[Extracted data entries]
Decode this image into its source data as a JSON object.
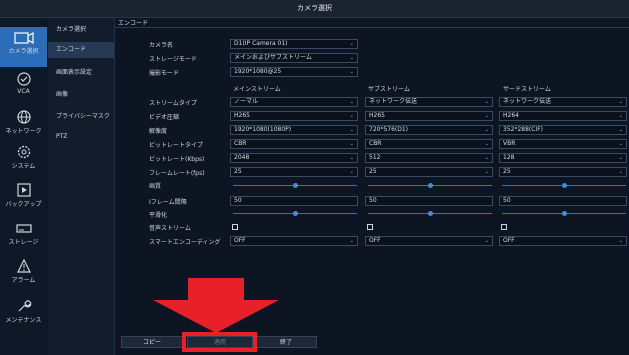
{
  "window": {
    "title": "カメラ選択"
  },
  "left_nav": [
    {
      "label": "カメラ選択",
      "icon": "camera-icon",
      "active": true
    },
    {
      "label": "VCA",
      "icon": "vca-icon",
      "active": false
    },
    {
      "label": "ネットワーク",
      "icon": "globe-icon",
      "active": false
    },
    {
      "label": "システム",
      "icon": "gear-icon",
      "active": false
    },
    {
      "label": "バックアップ",
      "icon": "backup-icon",
      "active": false
    },
    {
      "label": "ストレージ",
      "icon": "storage-icon",
      "active": false
    },
    {
      "label": "アラーム",
      "icon": "alarm-icon",
      "active": false
    },
    {
      "label": "メンテナンス",
      "icon": "wrench-icon",
      "active": false
    }
  ],
  "sub_nav": [
    {
      "label": "カメラ選択",
      "active": false
    },
    {
      "label": "エンコード",
      "active": true
    },
    {
      "label": "画面表示設定",
      "active": false
    },
    {
      "label": "画像",
      "active": false
    },
    {
      "label": "プライバシーマスク",
      "active": false
    },
    {
      "label": "PTZ",
      "active": false
    }
  ],
  "main": {
    "tab": "エンコード",
    "camera_label": "カメラ名",
    "camera_value": "D1(IP Camera 01)",
    "storage_mode_label": "ストレージモード",
    "storage_mode_value": "メインおよびサブストリーム",
    "capture_mode_label": "撮影モード",
    "capture_mode_value": "1920*1080@25",
    "columns": [
      "メインストリーム",
      "サブストリーム",
      "サードストリーム"
    ],
    "rows": {
      "stream_type": {
        "label": "ストリームタイプ",
        "values": [
          "ノーマル",
          "ネットワーク伝送",
          "ネットワーク伝送"
        ]
      },
      "video_codec": {
        "label": "ビデオ圧縮",
        "values": [
          "H265",
          "H265",
          "H264"
        ]
      },
      "resolution": {
        "label": "解像度",
        "values": [
          "1920*1080(1080P)",
          "720*576(D1)",
          "352*288(CIF)"
        ]
      },
      "bitrate_type": {
        "label": "ビットレートタイプ",
        "values": [
          "CBR",
          "CBR",
          "VBR"
        ]
      },
      "bitrate": {
        "label": "ビットレート(Kbps)",
        "values": [
          "2048",
          "512",
          "128"
        ]
      },
      "frame_rate": {
        "label": "フレームレート(fps)",
        "values": [
          "25",
          "25",
          "25"
        ]
      },
      "quality": {
        "label": "画質",
        "levels": [
          0.5,
          0.5,
          0.5
        ]
      },
      "i_frame": {
        "label": "Iフレーム間隔",
        "values": [
          "50",
          "50",
          "50"
        ]
      },
      "smoothing": {
        "label": "平滑化",
        "levels": [
          0.5,
          0.5,
          0.5
        ]
      },
      "audio_stream": {
        "label": "音声ストリーム"
      },
      "smart_encoding": {
        "label": "スマートエンコーディング",
        "values": [
          "OFF",
          "OFF",
          "OFF"
        ]
      }
    }
  },
  "buttons": {
    "copy": "コピー",
    "apply": "適用",
    "exit": "終了"
  },
  "colors": {
    "accent": "#2a6db8",
    "highlight": "#e8202a",
    "background": "#0d1522"
  }
}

■ Exercise requirements: Repeat the data in full and exactly. Omit pictures.

■ Solved problem:
Decode this image into its source data as a JSON object.
{
  "window": {
    "title": "カメラ選択"
  },
  "left_nav": [
    {
      "label": "カメラ選択",
      "icon": "camera-icon",
      "active": true
    },
    {
      "label": "VCA",
      "icon": "vca-icon",
      "active": false
    },
    {
      "label": "ネットワーク",
      "icon": "globe-icon",
      "active": false
    },
    {
      "label": "システム",
      "icon": "gear-icon",
      "active": false
    },
    {
      "label": "バックアップ",
      "icon": "backup-icon",
      "active": false
    },
    {
      "label": "ストレージ",
      "icon": "storage-icon",
      "active": false
    },
    {
      "label": "アラーム",
      "icon": "alarm-icon",
      "active": false
    },
    {
      "label": "メンテナンス",
      "icon": "wrench-icon",
      "active": false
    }
  ],
  "sub_nav": [
    {
      "label": "カメラ選択",
      "active": false
    },
    {
      "label": "エンコード",
      "active": true
    },
    {
      "label": "画面表示設定",
      "active": false
    },
    {
      "label": "画像",
      "active": false
    },
    {
      "label": "プライバシーマスク",
      "active": false
    },
    {
      "label": "PTZ",
      "active": false
    }
  ],
  "main": {
    "tab": "エンコード",
    "camera_label": "カメラ名",
    "camera_value": "D1(IP Camera 01)",
    "storage_mode_label": "ストレージモード",
    "storage_mode_value": "メインおよびサブストリーム",
    "capture_mode_label": "撮影モード",
    "capture_mode_value": "1920*1080@25",
    "columns": [
      "メインストリーム",
      "サブストリーム",
      "サードストリーム"
    ],
    "rows": {
      "stream_type": {
        "label": "ストリームタイプ",
        "values": [
          "ノーマル",
          "ネットワーク伝送",
          "ネットワーク伝送"
        ]
      },
      "video_codec": {
        "label": "ビデオ圧縮",
        "values": [
          "H265",
          "H265",
          "H264"
        ]
      },
      "resolution": {
        "label": "解像度",
        "values": [
          "1920*1080(1080P)",
          "720*576(D1)",
          "352*288(CIF)"
        ]
      },
      "bitrate_type": {
        "label": "ビットレートタイプ",
        "values": [
          "CBR",
          "CBR",
          "VBR"
        ]
      },
      "bitrate": {
        "label": "ビットレート(Kbps)",
        "values": [
          "2048",
          "512",
          "128"
        ]
      },
      "frame_rate": {
        "label": "フレームレート(fps)",
        "values": [
          "25",
          "25",
          "25"
        ]
      },
      "quality": {
        "label": "画質",
        "levels": [
          0.5,
          0.5,
          0.5
        ]
      },
      "i_frame": {
        "label": "Iフレーム間隔",
        "values": [
          "50",
          "50",
          "50"
        ]
      },
      "smoothing": {
        "label": "平滑化",
        "levels": [
          0.5,
          0.5,
          0.5
        ]
      },
      "audio_stream": {
        "label": "音声ストリーム"
      },
      "smart_encoding": {
        "label": "スマートエンコーディング",
        "values": [
          "OFF",
          "OFF",
          "OFF"
        ]
      }
    }
  },
  "buttons": {
    "copy": "コピー",
    "apply": "適用",
    "exit": "終了"
  },
  "colors": {
    "accent": "#2a6db8",
    "highlight": "#e8202a",
    "background": "#0d1522"
  }
}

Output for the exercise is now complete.